[Dataset items]
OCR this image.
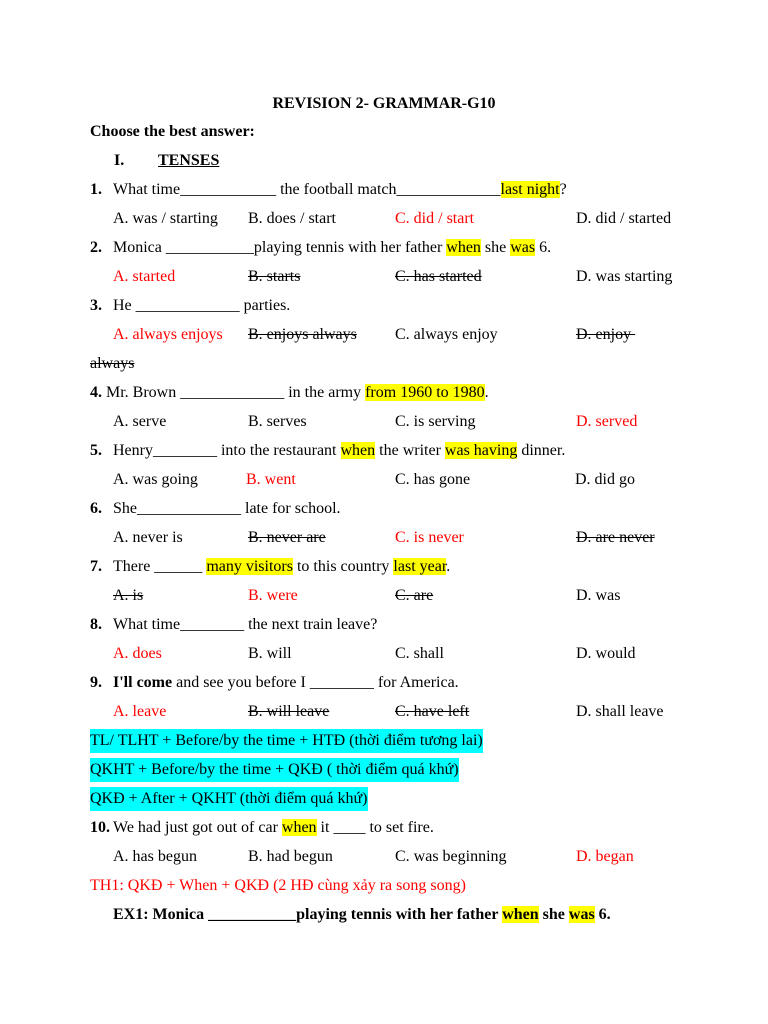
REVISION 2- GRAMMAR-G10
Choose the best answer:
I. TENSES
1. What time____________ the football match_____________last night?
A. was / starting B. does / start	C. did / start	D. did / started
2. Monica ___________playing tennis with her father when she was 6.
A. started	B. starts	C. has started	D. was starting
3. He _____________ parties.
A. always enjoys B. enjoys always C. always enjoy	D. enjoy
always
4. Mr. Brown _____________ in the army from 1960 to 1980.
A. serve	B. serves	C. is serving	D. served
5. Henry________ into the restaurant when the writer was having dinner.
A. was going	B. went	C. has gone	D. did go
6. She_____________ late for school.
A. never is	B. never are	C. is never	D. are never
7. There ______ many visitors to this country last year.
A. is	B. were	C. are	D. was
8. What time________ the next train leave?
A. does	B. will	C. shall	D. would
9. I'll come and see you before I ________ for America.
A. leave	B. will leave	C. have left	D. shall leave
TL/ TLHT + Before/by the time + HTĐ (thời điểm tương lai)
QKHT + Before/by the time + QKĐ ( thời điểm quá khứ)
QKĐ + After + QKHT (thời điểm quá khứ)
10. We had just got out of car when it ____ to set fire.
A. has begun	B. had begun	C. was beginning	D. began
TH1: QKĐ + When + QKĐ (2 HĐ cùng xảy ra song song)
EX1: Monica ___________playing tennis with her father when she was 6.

==

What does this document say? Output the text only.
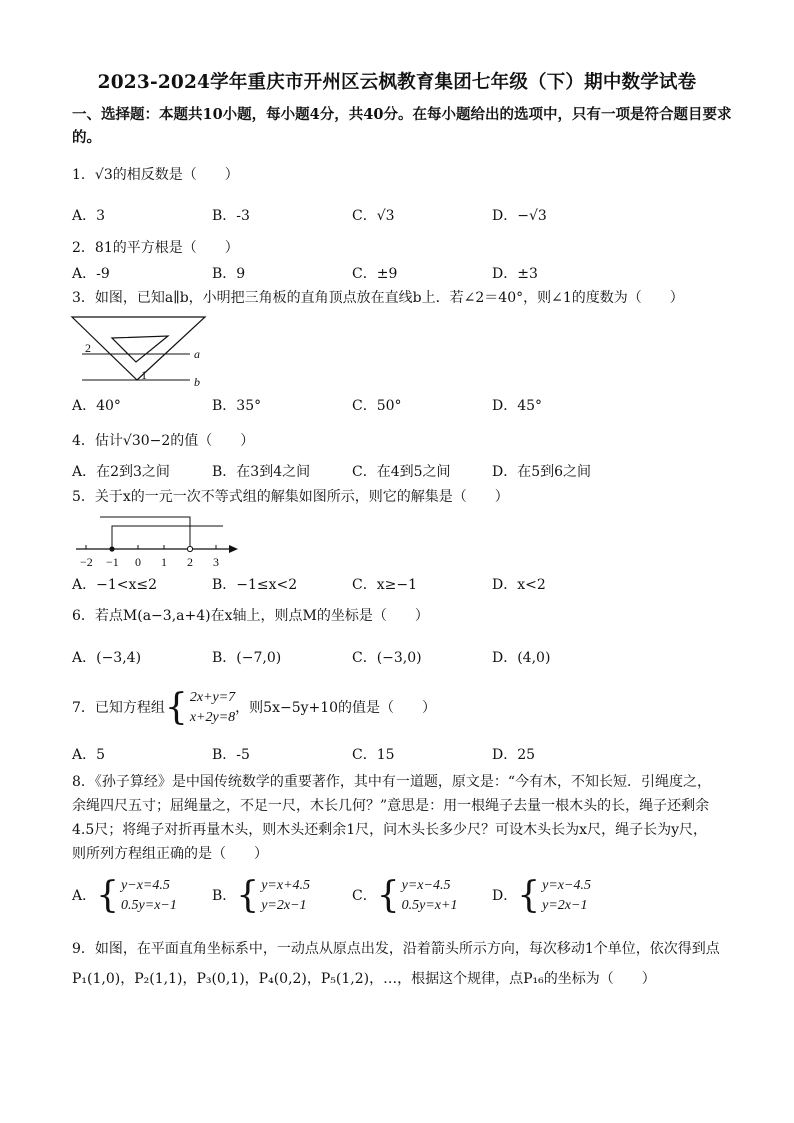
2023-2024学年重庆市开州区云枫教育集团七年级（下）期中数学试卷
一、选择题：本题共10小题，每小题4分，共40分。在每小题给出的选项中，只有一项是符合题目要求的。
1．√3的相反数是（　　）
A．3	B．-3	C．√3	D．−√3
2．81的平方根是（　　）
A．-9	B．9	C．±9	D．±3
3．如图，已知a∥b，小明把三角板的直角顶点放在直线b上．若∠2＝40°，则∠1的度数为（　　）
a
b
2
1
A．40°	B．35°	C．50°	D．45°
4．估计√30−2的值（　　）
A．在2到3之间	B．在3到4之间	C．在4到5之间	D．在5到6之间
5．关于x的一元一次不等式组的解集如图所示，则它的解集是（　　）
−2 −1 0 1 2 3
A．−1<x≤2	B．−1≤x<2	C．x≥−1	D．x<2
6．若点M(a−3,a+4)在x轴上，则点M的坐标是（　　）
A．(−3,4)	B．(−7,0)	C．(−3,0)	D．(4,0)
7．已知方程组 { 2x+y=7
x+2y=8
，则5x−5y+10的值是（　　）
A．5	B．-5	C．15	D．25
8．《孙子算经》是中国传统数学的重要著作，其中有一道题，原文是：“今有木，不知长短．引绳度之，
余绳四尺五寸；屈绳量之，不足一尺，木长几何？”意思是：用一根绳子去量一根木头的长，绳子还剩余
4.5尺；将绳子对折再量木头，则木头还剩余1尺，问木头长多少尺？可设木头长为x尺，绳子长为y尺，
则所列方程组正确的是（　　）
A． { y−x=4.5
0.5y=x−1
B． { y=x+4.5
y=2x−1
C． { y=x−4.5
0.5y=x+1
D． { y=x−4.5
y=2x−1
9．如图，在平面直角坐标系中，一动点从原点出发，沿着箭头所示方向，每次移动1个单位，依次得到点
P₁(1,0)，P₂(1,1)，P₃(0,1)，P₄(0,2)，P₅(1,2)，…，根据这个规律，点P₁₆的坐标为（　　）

What is asked: State how many lines hold the word "Monica". The number is the whole answer.

Output of the task: 2